The problem: Output all of the entries exactly as written.

Entries shown:
☆ ☆ ☆ ☆

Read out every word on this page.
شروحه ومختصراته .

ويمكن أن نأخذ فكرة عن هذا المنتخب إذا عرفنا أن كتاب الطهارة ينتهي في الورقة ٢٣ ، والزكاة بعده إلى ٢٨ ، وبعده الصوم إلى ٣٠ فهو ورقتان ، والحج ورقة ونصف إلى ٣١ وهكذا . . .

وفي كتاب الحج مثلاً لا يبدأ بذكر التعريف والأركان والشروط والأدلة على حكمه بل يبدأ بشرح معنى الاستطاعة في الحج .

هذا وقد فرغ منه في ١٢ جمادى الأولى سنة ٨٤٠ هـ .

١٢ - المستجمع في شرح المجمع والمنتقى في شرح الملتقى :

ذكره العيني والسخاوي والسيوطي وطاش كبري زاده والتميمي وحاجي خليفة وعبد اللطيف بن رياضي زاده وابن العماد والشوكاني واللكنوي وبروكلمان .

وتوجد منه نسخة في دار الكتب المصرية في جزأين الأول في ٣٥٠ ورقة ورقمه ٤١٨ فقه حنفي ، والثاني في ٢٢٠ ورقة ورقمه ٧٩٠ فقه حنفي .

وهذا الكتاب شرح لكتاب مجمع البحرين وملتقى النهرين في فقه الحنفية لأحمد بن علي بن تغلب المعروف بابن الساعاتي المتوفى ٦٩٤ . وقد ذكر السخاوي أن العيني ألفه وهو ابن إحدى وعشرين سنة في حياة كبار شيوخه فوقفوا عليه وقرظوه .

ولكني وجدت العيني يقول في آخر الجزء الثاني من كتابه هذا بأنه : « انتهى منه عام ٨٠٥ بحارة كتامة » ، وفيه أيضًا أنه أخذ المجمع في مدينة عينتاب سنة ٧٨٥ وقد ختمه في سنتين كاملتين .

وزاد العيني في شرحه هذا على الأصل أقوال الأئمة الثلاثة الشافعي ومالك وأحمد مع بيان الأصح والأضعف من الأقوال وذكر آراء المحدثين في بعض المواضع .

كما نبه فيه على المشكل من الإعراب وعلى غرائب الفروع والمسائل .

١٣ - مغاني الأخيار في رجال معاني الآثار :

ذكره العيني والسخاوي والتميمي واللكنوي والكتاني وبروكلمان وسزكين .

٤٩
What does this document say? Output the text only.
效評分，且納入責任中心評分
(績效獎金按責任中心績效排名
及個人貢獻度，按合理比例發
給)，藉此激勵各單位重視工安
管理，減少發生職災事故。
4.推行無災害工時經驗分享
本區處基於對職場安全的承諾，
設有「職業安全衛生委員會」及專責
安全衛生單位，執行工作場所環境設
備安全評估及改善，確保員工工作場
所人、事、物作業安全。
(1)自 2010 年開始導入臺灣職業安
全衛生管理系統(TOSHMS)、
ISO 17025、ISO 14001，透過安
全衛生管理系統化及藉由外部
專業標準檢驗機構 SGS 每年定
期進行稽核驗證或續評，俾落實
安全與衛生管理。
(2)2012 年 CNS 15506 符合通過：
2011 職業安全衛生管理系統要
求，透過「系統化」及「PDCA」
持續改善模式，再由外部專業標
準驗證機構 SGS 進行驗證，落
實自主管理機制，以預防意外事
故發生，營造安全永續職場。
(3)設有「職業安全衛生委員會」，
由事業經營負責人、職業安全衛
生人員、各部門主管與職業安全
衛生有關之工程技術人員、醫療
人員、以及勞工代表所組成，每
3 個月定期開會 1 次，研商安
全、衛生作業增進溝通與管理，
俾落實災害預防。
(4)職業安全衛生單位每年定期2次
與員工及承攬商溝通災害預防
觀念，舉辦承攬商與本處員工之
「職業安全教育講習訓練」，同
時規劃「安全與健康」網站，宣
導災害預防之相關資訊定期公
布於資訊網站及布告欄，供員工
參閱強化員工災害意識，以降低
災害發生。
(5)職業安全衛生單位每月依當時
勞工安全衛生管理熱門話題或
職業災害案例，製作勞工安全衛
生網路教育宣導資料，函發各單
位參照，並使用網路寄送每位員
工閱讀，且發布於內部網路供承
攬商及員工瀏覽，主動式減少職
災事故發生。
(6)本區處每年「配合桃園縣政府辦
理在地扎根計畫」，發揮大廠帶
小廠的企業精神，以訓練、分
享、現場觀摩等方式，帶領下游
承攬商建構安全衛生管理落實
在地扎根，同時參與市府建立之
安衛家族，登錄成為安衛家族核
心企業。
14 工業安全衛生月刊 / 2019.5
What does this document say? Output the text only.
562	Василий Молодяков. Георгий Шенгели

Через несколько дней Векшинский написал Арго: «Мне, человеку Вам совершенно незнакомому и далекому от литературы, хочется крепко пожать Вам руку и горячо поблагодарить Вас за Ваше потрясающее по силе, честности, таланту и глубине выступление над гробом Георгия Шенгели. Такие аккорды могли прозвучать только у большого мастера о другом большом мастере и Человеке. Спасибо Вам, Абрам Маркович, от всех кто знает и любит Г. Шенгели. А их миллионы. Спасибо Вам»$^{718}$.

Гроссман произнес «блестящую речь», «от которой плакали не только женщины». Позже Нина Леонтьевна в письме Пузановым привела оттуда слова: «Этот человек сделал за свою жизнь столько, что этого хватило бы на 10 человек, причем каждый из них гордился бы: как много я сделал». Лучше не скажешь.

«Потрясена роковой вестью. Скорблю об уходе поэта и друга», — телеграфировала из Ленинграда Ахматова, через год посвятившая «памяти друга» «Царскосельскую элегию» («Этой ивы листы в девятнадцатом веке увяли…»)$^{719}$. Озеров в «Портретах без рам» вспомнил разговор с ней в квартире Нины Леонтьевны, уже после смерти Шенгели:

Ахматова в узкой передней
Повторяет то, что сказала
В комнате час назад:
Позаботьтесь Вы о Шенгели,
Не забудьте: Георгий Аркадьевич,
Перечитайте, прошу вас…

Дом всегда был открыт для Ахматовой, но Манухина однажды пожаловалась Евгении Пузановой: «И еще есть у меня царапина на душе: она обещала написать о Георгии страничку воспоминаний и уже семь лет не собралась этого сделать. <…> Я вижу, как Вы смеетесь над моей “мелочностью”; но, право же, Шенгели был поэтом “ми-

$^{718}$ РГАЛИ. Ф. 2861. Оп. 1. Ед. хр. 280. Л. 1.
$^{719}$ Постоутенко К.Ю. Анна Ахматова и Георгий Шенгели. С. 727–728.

☆ ☆ ☆ ☆

Exercise output:
Read out every word on this page.
شروحه ومختصراته .

ويمكن أن نأخذ فكرة عن هذا المنتخب إذا عرفنا أن كتاب الطهارة ينتهي في الورقة ٢٣ ، والزكاة بعده إلى ٢٨ ، وبعده الصوم إلى ٣٠ فهو ورقتان ، والحج ورقة ونصف إلى ٣١ وهكذا . . .

وفي كتاب الحج مثلاً لا يبدأ بذكر التعريف والأركان والشروط والأدلة على حكمه بل يبدأ بشرح معنى الاستطاعة في الحج .

هذا وقد فرغ منه في ١٢ جمادى الأولى سنة ٨٤٠ هـ .

١٢ - المستجمع في شرح المجمع والمنتقى في شرح الملتقى :

ذكره العيني والسخاوي والسيوطي وطاش كبري زاده والتميمي وحاجي خليفة وعبد اللطيف بن رياضي زاده وابن العماد والشوكاني واللكنوي وبروكلمان .

وتوجد منه نسخة في دار الكتب المصرية في جزأين الأول في ٣٥٠ ورقة ورقمه ٤١٨ فقه حنفي ، والثاني في ٢٢٠ ورقة ورقمه ٧٩٠ فقه حنفي .

وهذا الكتاب شرح لكتاب مجمع البحرين وملتقى النهرين في فقه الحنفية لأحمد بن علي بن تغلب المعروف بابن الساعاتي المتوفى ٦٩٤ . وقد ذكر السخاوي أن العيني ألفه وهو ابن إحدى وعشرين سنة في حياة كبار شيوخه فوقفوا عليه وقرظوه .

ولكني وجدت العيني يقول في آخر الجزء الثاني من كتابه هذا بأنه : « انتهى منه عام ٨٠٥ بحارة كتامة » ، وفيه أيضًا أنه أخذ المجمع في مدينة عينتاب سنة ٧٨٥ وقد ختمه في سنتين كاملتين .

وزاد العيني في شرحه هذا على الأصل أقوال الأئمة الثلاثة الشافعي ومالك وأحمد مع بيان الأصح والأضعف من الأقوال وذكر آراء المحدثين في بعض المواضع .

كما نبه فيه على المشكل من الإعراب وعلى غرائب الفروع والمسائل .

١٣ - مغاني الأخيار في رجال معاني الآثار :

ذكره العيني والسخاوي والتميمي واللكنوي والكتاني وبروكلمان وسزكين .

٤٩
What does this document say? Output the text only.
效評分，且納入責任中心評分
(績效獎金按責任中心績效排名
及個人貢獻度，按合理比例發
給)，藉此激勵各單位重視工安
管理，減少發生職災事故。
4.推行無災害工時經驗分享
本區處基於對職場安全的承諾，
設有「職業安全衛生委員會」及專責
安全衛生單位，執行工作場所環境設
備安全評估及改善，確保員工工作場
所人、事、物作業安全。
(1)自 2010 年開始導入臺灣職業安
全衛生管理系統(TOSHMS)、
ISO 17025、ISO 14001，透過安
全衛生管理系統化及藉由外部
專業標準檢驗機構 SGS 每年定
期進行稽核驗證或續評，俾落實
安全與衛生管理。
(2)2012 年 CNS 15506 符合通過：
2011 職業安全衛生管理系統要
求，透過「系統化」及「PDCA」
持續改善模式，再由外部專業標
準驗證機構 SGS 進行驗證，落
實自主管理機制，以預防意外事
故發生，營造安全永續職場。
(3)設有「職業安全衛生委員會」，
由事業經營負責人、職業安全衛
生人員、各部門主管與職業安全
衛生有關之工程技術人員、醫療
人員、以及勞工代表所組成，每
3 個月定期開會 1 次，研商安
全、衛生作業增進溝通與管理，
俾落實災害預防。
(4)職業安全衛生單位每年定期2次
與員工及承攬商溝通災害預防
觀念，舉辦承攬商與本處員工之
「職業安全教育講習訓練」，同
時規劃「安全與健康」網站，宣
導災害預防之相關資訊定期公
布於資訊網站及布告欄，供員工
參閱強化員工災害意識，以降低
災害發生。
(5)職業安全衛生單位每月依當時
勞工安全衛生管理熱門話題或
職業災害案例，製作勞工安全衛
生網路教育宣導資料，函發各單
位參照，並使用網路寄送每位員
工閱讀，且發布於內部網路供承
攬商及員工瀏覽，主動式減少職
災事故發生。
(6)本區處每年「配合桃園縣政府辦
理在地扎根計畫」，發揮大廠帶
小廠的企業精神，以訓練、分
享、現場觀摩等方式，帶領下游
承攬商建構安全衛生管理落實
在地扎根，同時參與市府建立之
安衛家族，登錄成為安衛家族核
心企業。
14 工業安全衛生月刊 / 2019.5
What does this document say? Output the text only.
562	Василий Молодяков. Георгий Шенгели

Через несколько дней Векшинский написал Арго: «Мне, человеку Вам совершенно незнакомому и далекому от литературы, хочется крепко пожать Вам руку и горячо поблагодарить Вас за Ваше потрясающее по силе, честности, таланту и глубине выступление над гробом Георгия Шенгели. Такие аккорды могли прозвучать только у большого мастера о другом большом мастере и Человеке. Спасибо Вам, Абрам Маркович, от всех кто знает и любит Г. Шенгели. А их миллионы. Спасибо Вам»$^{718}$.

Гроссман произнес «блестящую речь», «от которой плакали не только женщины». Позже Нина Леонтьевна в письме Пузановым привела оттуда слова: «Этот человек сделал за свою жизнь столько, что этого хватило бы на 10 человек, причем каждый из них гордился бы: как много я сделал». Лучше не скажешь.

«Потрясена роковой вестью. Скорблю об уходе поэта и друга», — телеграфировала из Ленинграда Ахматова, через год посвятившая «памяти друга» «Царскосельскую элегию» («Этой ивы листы в девятнадцатом веке увяли…»)$^{719}$. Озеров в «Портретах без рам» вспомнил разговор с ней в квартире Нины Леонтьевны, уже после смерти Шенгели:

Ахматова в узкой передней
Повторяет то, что сказала
В комнате час назад:
Позаботьтесь Вы о Шенгели,
Не забудьте: Георгий Аркадьевич,
Перечитайте, прошу вас…

Дом всегда был открыт для Ахматовой, но Манухина однажды пожаловалась Евгении Пузановой: «И еще есть у меня царапина на душе: она обещала написать о Георгии страничку воспоминаний и уже семь лет не собралась этого сделать. <…> Я вижу, как Вы смеетесь над моей “мелочностью”; но, право же, Шенгели был поэтом “ми-

$^{718}$ РГАЛИ. Ф. 2861. Оп. 1. Ед. хр. 280. Л. 1.
$^{719}$ Постоутенко К.Ю. Анна Ахматова и Георгий Шенгели. С. 727–728.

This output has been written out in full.